Goal:
Search the entries for the word "JSON" and pull out each line that has it.

........

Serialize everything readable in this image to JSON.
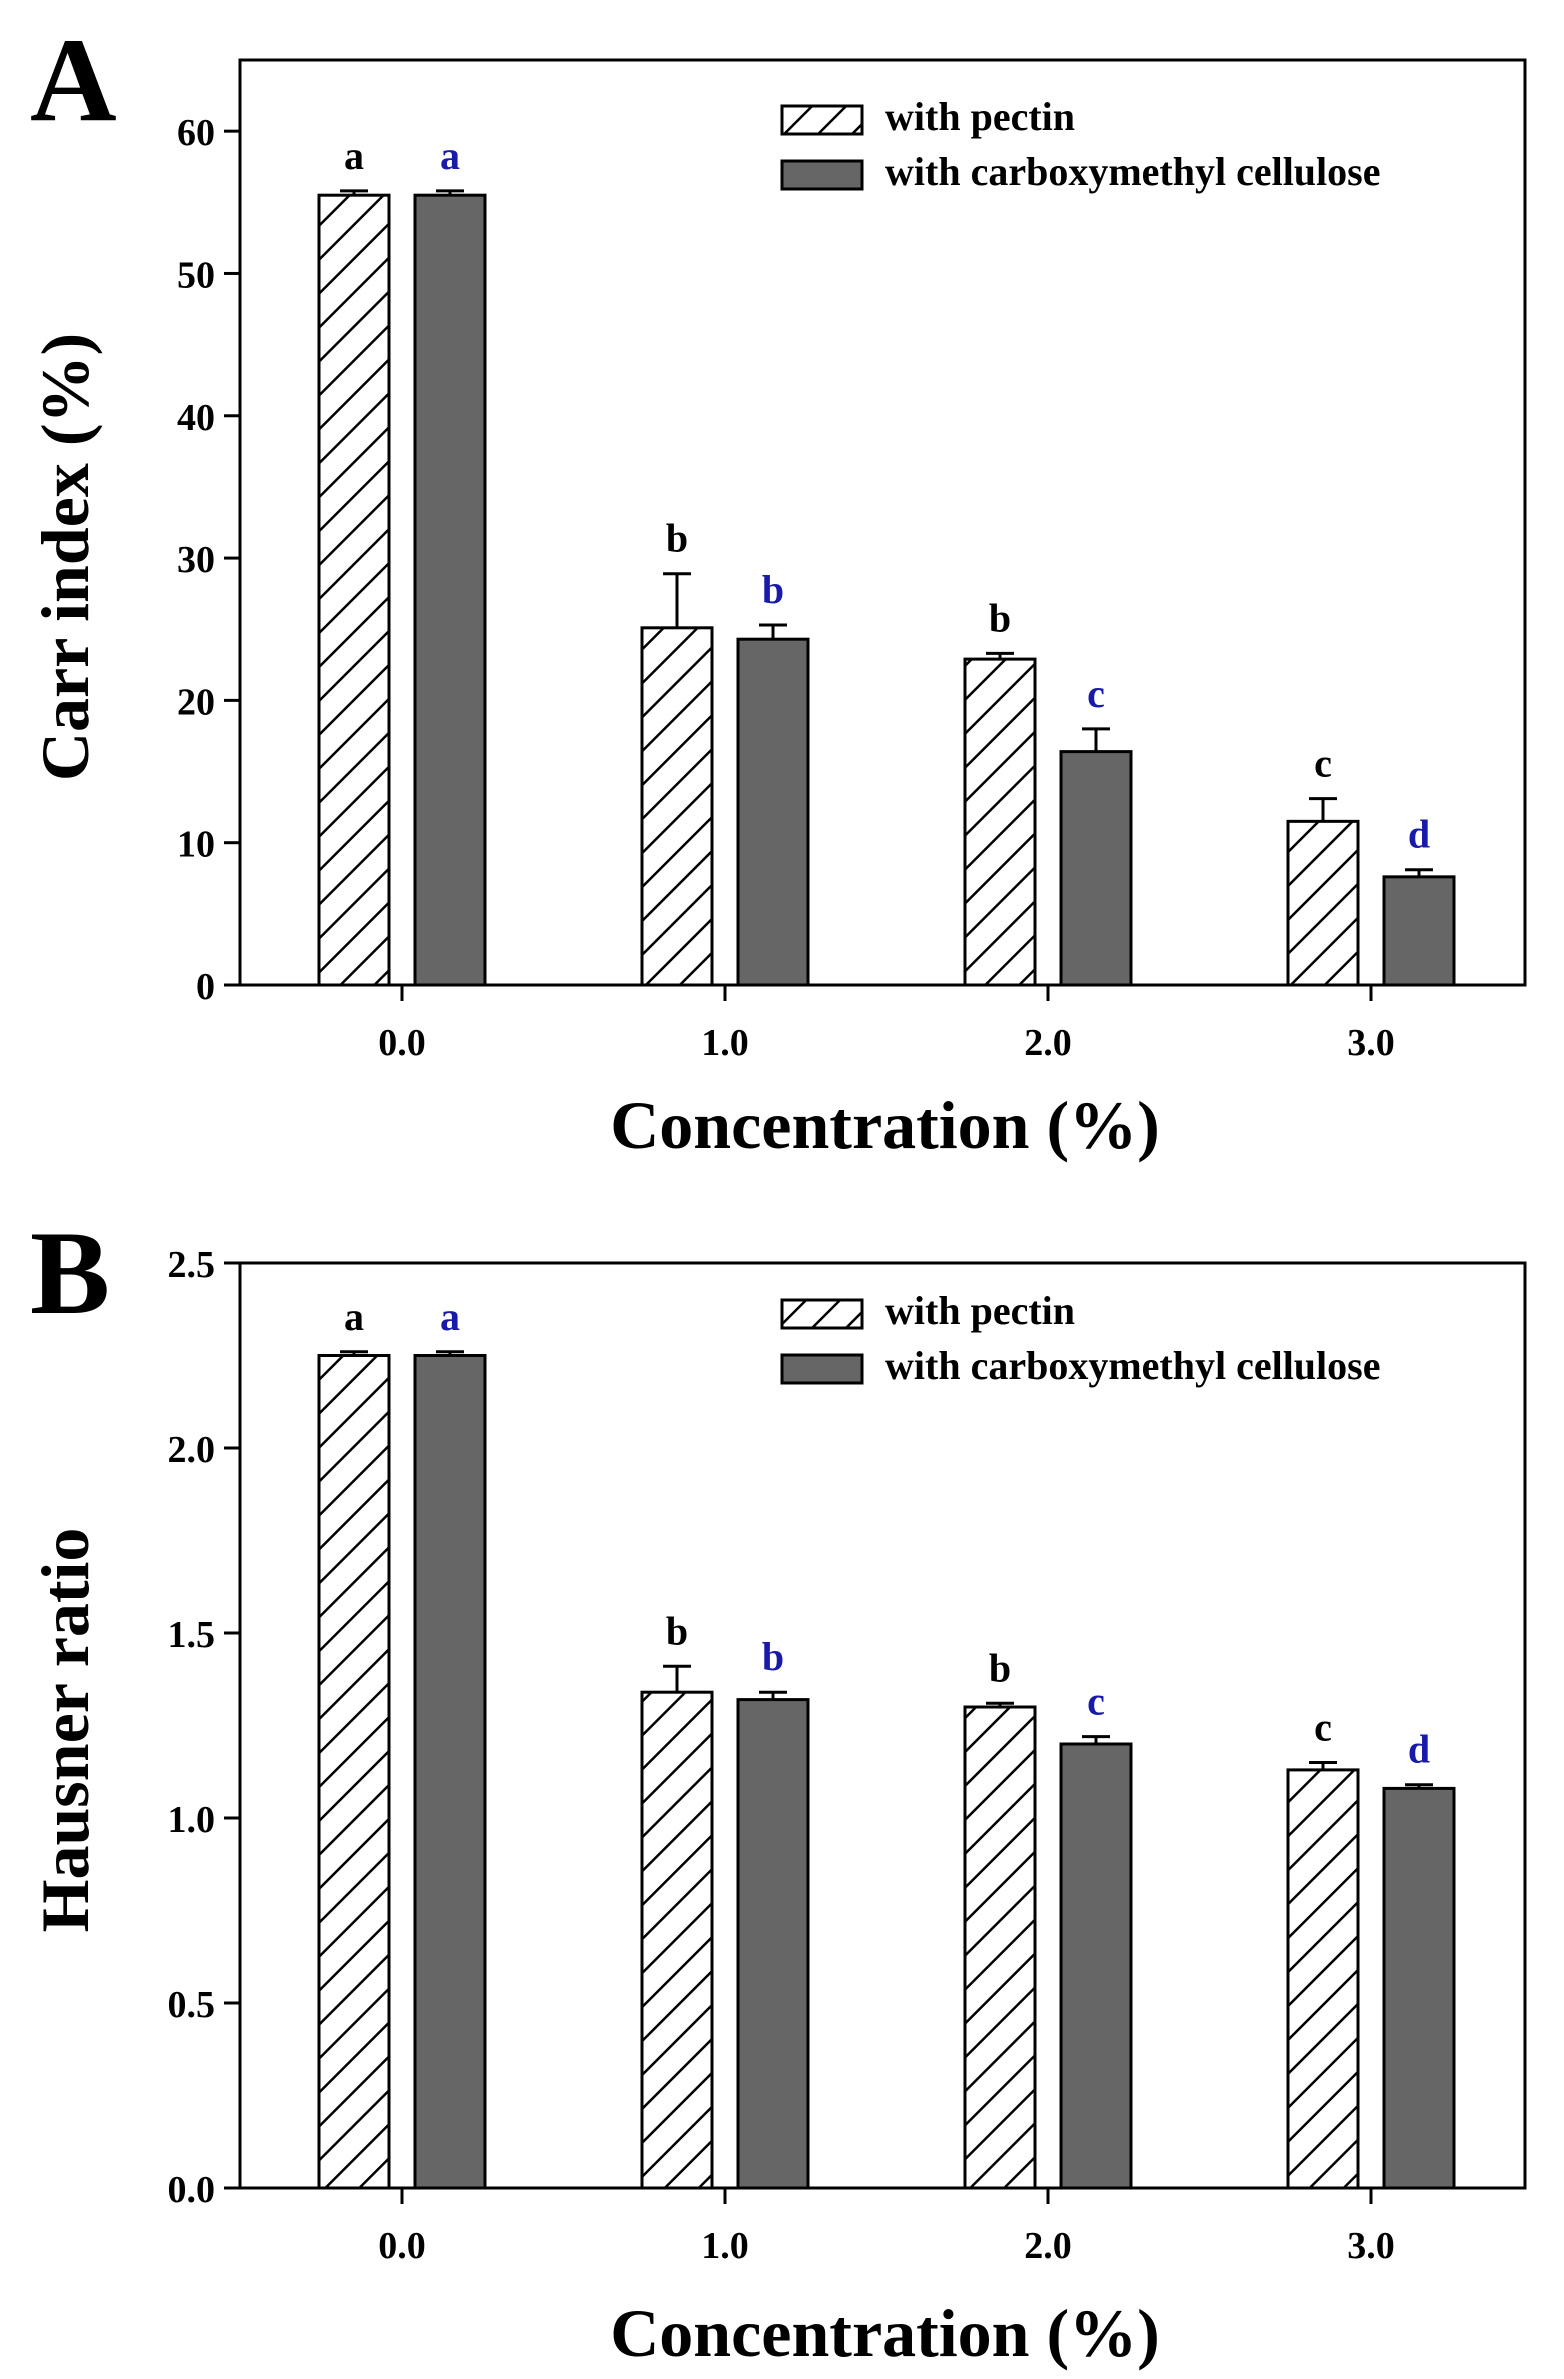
{
  "colors": {
    "axis": "#000000",
    "pectin_fill": "#ffffff",
    "pectin_hatch": "#000000",
    "cmc_fill": "#666666",
    "letter_pectin": "#000000",
    "letter_cmc": "#1a1aaa"
  },
  "chart_data": [
    {
      "type": "bar",
      "panel_label": "A",
      "title": "",
      "xlabel": "Concentration (%)",
      "ylabel": "Carr index (%)",
      "categories": [
        "0.0",
        "1.0",
        "2.0",
        "3.0"
      ],
      "ylim": [
        0,
        65
      ],
      "yticks": [
        0,
        10,
        20,
        30,
        40,
        50,
        60
      ],
      "ytick_labels": [
        "0",
        "10",
        "20",
        "30",
        "40",
        "50",
        "60"
      ],
      "legend_position": "top-right",
      "series": [
        {
          "name": "with pectin",
          "values": [
            55.5,
            25.1,
            22.9,
            11.5
          ],
          "errors": [
            0.3,
            3.8,
            0.4,
            1.6
          ],
          "letters": [
            "a",
            "b",
            "b",
            "c"
          ]
        },
        {
          "name": "with carboxymethyl cellulose",
          "values": [
            55.5,
            24.3,
            16.4,
            7.6
          ],
          "errors": [
            0.3,
            1.0,
            1.6,
            0.5
          ],
          "letters": [
            "a",
            "b",
            "c",
            "d"
          ]
        }
      ]
    },
    {
      "type": "bar",
      "panel_label": "B",
      "title": "",
      "xlabel": "Concentration (%)",
      "ylabel": "Hausner ratio",
      "categories": [
        "0.0",
        "1.0",
        "2.0",
        "3.0"
      ],
      "ylim": [
        0,
        2.5
      ],
      "yticks": [
        0,
        0.5,
        1.0,
        1.5,
        2.0,
        2.5
      ],
      "ytick_labels": [
        "0.0",
        "0.5",
        "1.0",
        "1.5",
        "2.0",
        "2.5"
      ],
      "legend_position": "top-right",
      "series": [
        {
          "name": "with pectin",
          "values": [
            2.25,
            1.34,
            1.3,
            1.13
          ],
          "errors": [
            0.01,
            0.07,
            0.01,
            0.02
          ],
          "letters": [
            "a",
            "b",
            "b",
            "c"
          ]
        },
        {
          "name": "with carboxymethyl cellulose",
          "values": [
            2.25,
            1.32,
            1.2,
            1.08
          ],
          "errors": [
            0.01,
            0.02,
            0.02,
            0.01
          ],
          "letters": [
            "a",
            "b",
            "c",
            "d"
          ]
        }
      ]
    }
  ]
}
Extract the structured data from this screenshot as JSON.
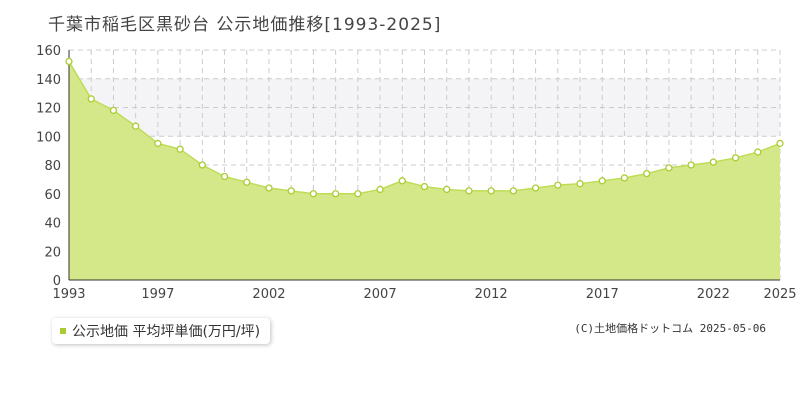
{
  "title": "千葉市稲毛区黒砂台 公示地価推移[1993-2025]",
  "legend_label": "公示地価 平均坪単価(万円/坪)",
  "credit": "(C)土地価格ドットコム 2025-05-06",
  "colors": {
    "fill": "#d4e88a",
    "line": "#bedd55",
    "marker": "#aacc33",
    "grid": "#cccccc",
    "band": "#f4f4f6"
  },
  "chart_data": {
    "type": "area",
    "title": "千葉市稲毛区黒砂台 公示地価推移[1993-2025]",
    "xlabel": "",
    "ylabel": "",
    "x": [
      1993,
      1994,
      1995,
      1996,
      1997,
      1998,
      1999,
      2000,
      2001,
      2002,
      2003,
      2004,
      2005,
      2006,
      2007,
      2008,
      2009,
      2010,
      2011,
      2012,
      2013,
      2014,
      2015,
      2016,
      2017,
      2018,
      2019,
      2020,
      2021,
      2022,
      2023,
      2024,
      2025
    ],
    "series": [
      {
        "name": "公示地価 平均坪単価(万円/坪)",
        "values": [
          152,
          126,
          118,
          107,
          95,
          91,
          80,
          72,
          68,
          64,
          62,
          60,
          60,
          60,
          63,
          69,
          65,
          63,
          62,
          62,
          62,
          64,
          66,
          67,
          69,
          71,
          74,
          78,
          80,
          82,
          85,
          89,
          95
        ]
      }
    ],
    "xticks": [
      "1993",
      "1997",
      "2002",
      "2007",
      "2012",
      "2017",
      "2022",
      "2025"
    ],
    "yticks": [
      "0",
      "20",
      "40",
      "60",
      "80",
      "100",
      "120",
      "140",
      "160"
    ],
    "ylim": [
      0,
      160
    ],
    "xlim": [
      1993,
      2025
    ],
    "grid": true,
    "legend": "bottom-left"
  }
}
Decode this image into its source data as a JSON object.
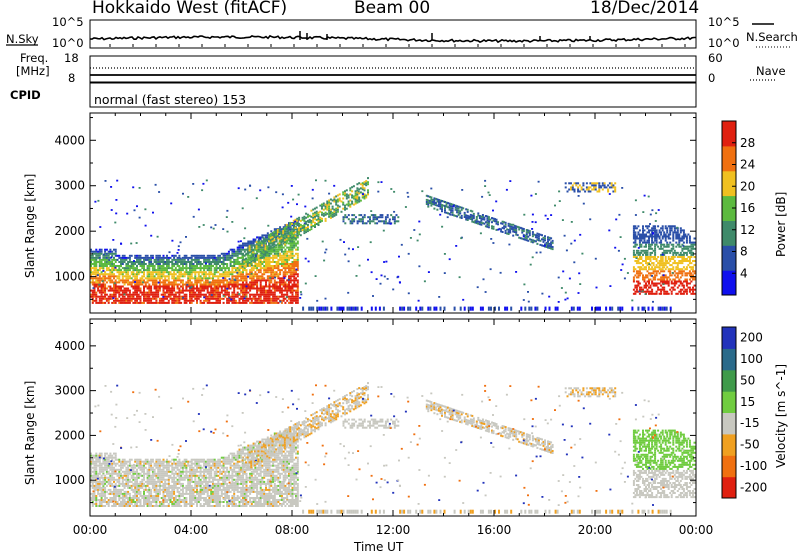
{
  "header": {
    "title": "Hokkaido West (fitACF)",
    "beam": "Beam 00",
    "date": "18/Dec/2014"
  },
  "noise_panel": {
    "left_label": "N.Sky",
    "right_label": "N.Search",
    "left_ticks": [
      "10^5",
      "10^0"
    ],
    "right_ticks": [
      "10^5",
      "10^0"
    ]
  },
  "freq_panel": {
    "left_label_1": "Freq.",
    "left_label_2": "[MHz]",
    "left_ticks": [
      "18",
      "8"
    ],
    "right_label": "Nave",
    "right_ticks": [
      "60",
      "0"
    ]
  },
  "cpid_panel": {
    "label": "CPID",
    "mode_text": "normal (fast stereo) 153"
  },
  "x_axis": {
    "label": "Time UT",
    "ticks": [
      "00:00",
      "04:00",
      "08:00",
      "12:00",
      "16:00",
      "20:00",
      "00:00"
    ]
  },
  "chart_data": [
    {
      "type": "heatmap",
      "name": "power",
      "ylabel": "Slant Range [km]",
      "yticks": [
        1000,
        2000,
        3000,
        4000
      ],
      "ylim": [
        200,
        4600
      ],
      "xlim": [
        0,
        24
      ],
      "colorbar": {
        "label": "Power [dB]",
        "ticks": [
          4,
          8,
          12,
          16,
          20,
          24,
          28
        ],
        "range": [
          0,
          32
        ],
        "colors": [
          "#1010ee",
          "#2a4fa8",
          "#3f8a6a",
          "#5cba3f",
          "#f0c020",
          "#f07010",
          "#e02010"
        ]
      }
    },
    {
      "type": "heatmap",
      "name": "velocity",
      "ylabel": "Slant Range [km]",
      "yticks": [
        1000,
        2000,
        3000,
        4000
      ],
      "ylim": [
        200,
        4600
      ],
      "xlim": [
        0,
        24
      ],
      "colorbar": {
        "label": "Velocity [m s^-1]",
        "ticks": [
          "200",
          "100",
          "50",
          "15",
          "-15",
          "-50",
          "-100",
          "-200"
        ],
        "colors": [
          "#2233bb",
          "#2a6a8a",
          "#3f9a4a",
          "#70cc40",
          "#c8c8c0",
          "#f0a020",
          "#f07010",
          "#e02010"
        ]
      }
    }
  ]
}
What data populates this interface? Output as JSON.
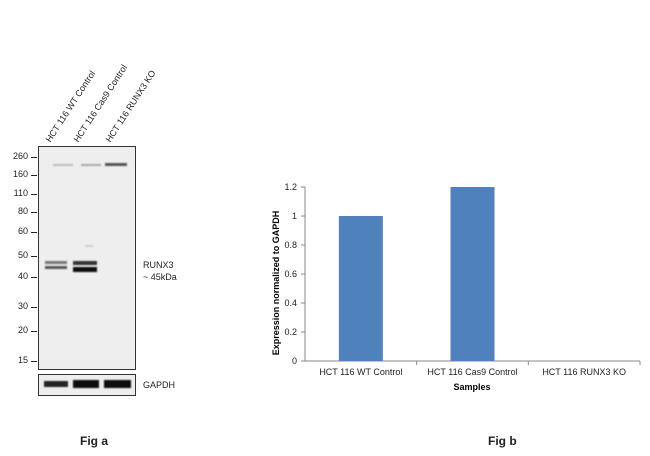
{
  "fig_a": {
    "label": "Fig a",
    "lanes": [
      "HCT 116 WT Control",
      "HCT 116 Cas9 Control",
      "HCT 116 RUNX3 KO"
    ],
    "mw_markers": [
      "260",
      "160",
      "110",
      "80",
      "60",
      "50",
      "40",
      "30",
      "20",
      "15"
    ],
    "target_label": "RUNX3",
    "target_size": "~ 45kDa",
    "loading_control": "GAPDH"
  },
  "fig_b": {
    "label": "Fig b"
  },
  "chart_data": {
    "type": "bar",
    "categories": [
      "HCT 116 WT Control",
      "HCT 116 Cas9 Control",
      "HCT 116 RUNX3 KO"
    ],
    "values": [
      1.0,
      1.2,
      0.0
    ],
    "xlabel": "Samples",
    "ylabel": "Expression  normalized to GAPDH",
    "ylim": [
      0,
      1.2
    ],
    "yticks": [
      "0",
      "0.2",
      "0.4",
      "0.6",
      "0.8",
      "1",
      "1.2"
    ],
    "grid": false,
    "legend": "none",
    "bar_color": "#4f81bd"
  }
}
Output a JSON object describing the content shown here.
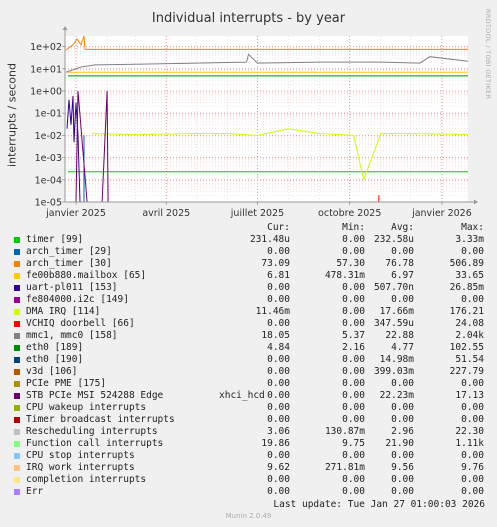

........

Output of the exercise:
Serialize everything readable in this image to JSON.
Extract the structured data from this screenshot as JSON.
Decode this image into its source data as a JSON object.
What data populates this interface? Output as JSON.
Output a JSON object describing the content shown here.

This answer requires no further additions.